_EXERCISE DESCRIPTION_. Write the data out again in full, with no departure from the original.

_INFORMATION SHOWN_.
□ □ □ □ □ □ □
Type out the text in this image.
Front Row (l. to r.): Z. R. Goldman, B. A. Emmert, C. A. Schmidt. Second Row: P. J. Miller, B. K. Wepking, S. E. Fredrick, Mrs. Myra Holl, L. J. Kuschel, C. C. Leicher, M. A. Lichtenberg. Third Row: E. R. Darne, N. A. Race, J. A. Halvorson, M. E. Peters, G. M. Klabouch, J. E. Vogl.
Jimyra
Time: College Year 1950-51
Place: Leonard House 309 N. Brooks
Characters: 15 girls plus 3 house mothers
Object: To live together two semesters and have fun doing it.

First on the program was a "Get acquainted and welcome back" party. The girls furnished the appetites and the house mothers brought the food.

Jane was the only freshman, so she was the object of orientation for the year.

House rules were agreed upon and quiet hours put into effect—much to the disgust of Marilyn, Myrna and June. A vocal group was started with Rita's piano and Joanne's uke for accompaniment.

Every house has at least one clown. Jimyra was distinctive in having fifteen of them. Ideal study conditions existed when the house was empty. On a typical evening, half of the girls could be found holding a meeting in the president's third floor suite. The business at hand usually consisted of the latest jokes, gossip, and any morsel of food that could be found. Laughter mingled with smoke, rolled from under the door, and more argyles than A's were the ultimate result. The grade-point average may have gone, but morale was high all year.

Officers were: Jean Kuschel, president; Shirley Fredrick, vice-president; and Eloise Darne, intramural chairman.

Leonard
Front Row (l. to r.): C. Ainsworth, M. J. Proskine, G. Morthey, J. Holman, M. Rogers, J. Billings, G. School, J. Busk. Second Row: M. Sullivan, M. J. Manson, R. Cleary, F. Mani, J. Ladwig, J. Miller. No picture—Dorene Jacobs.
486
□ □ □ □ □ □ □
_RESPONSE TO THIS EXERCISE_.
Type out the text in this image.
Front Row (l. to r.): Z. R. Goldman, B. A. Emmert, C. A. Schmidt. Second Row: P. J. Miller, B. K. Wepking, S. E. Fredrick, Mrs. Myra Holl, L. J. Kuschel, C. C. Leicher, M. A. Lichtenberg. Third Row: E. R. Darne, N. A. Race, J. A. Halvorson, M. E. Peters, G. M. Klabouch, J. E. Vogl.
Jimyra
Time: College Year 1950-51
Place: Leonard House 309 N. Brooks
Characters: 15 girls plus 3 house mothers
Object: To live together two semesters and have fun doing it.

First on the program was a "Get acquainted and welcome back" party. The girls furnished the appetites and the house mothers brought the food.

Jane was the only freshman, so she was the object of orientation for the year.

House rules were agreed upon and quiet hours put into effect—much to the disgust of Marilyn, Myrna and June. A vocal group was started with Rita's piano and Joanne's uke for accompaniment.

Every house has at least one clown. Jimyra was distinctive in having fifteen of them. Ideal study conditions existed when the house was empty. On a typical evening, half of the girls could be found holding a meeting in the president's third floor suite. The business at hand usually consisted of the latest jokes, gossip, and any morsel of food that could be found. Laughter mingled with smoke, rolled from under the door, and more argyles than A's were the ultimate result. The grade-point average may have gone, but morale was high all year.

Officers were: Jean Kuschel, president; Shirley Fredrick, vice-president; and Eloise Darne, intramural chairman.

Leonard
Front Row (l. to r.): C. Ainsworth, M. J. Proskine, G. Morthey, J. Holman, M. Rogers, J. Billings, G. School, J. Busk. Second Row: M. Sullivan, M. J. Manson, R. Cleary, F. Mani, J. Ladwig, J. Miller. No picture—Dorene Jacobs.
486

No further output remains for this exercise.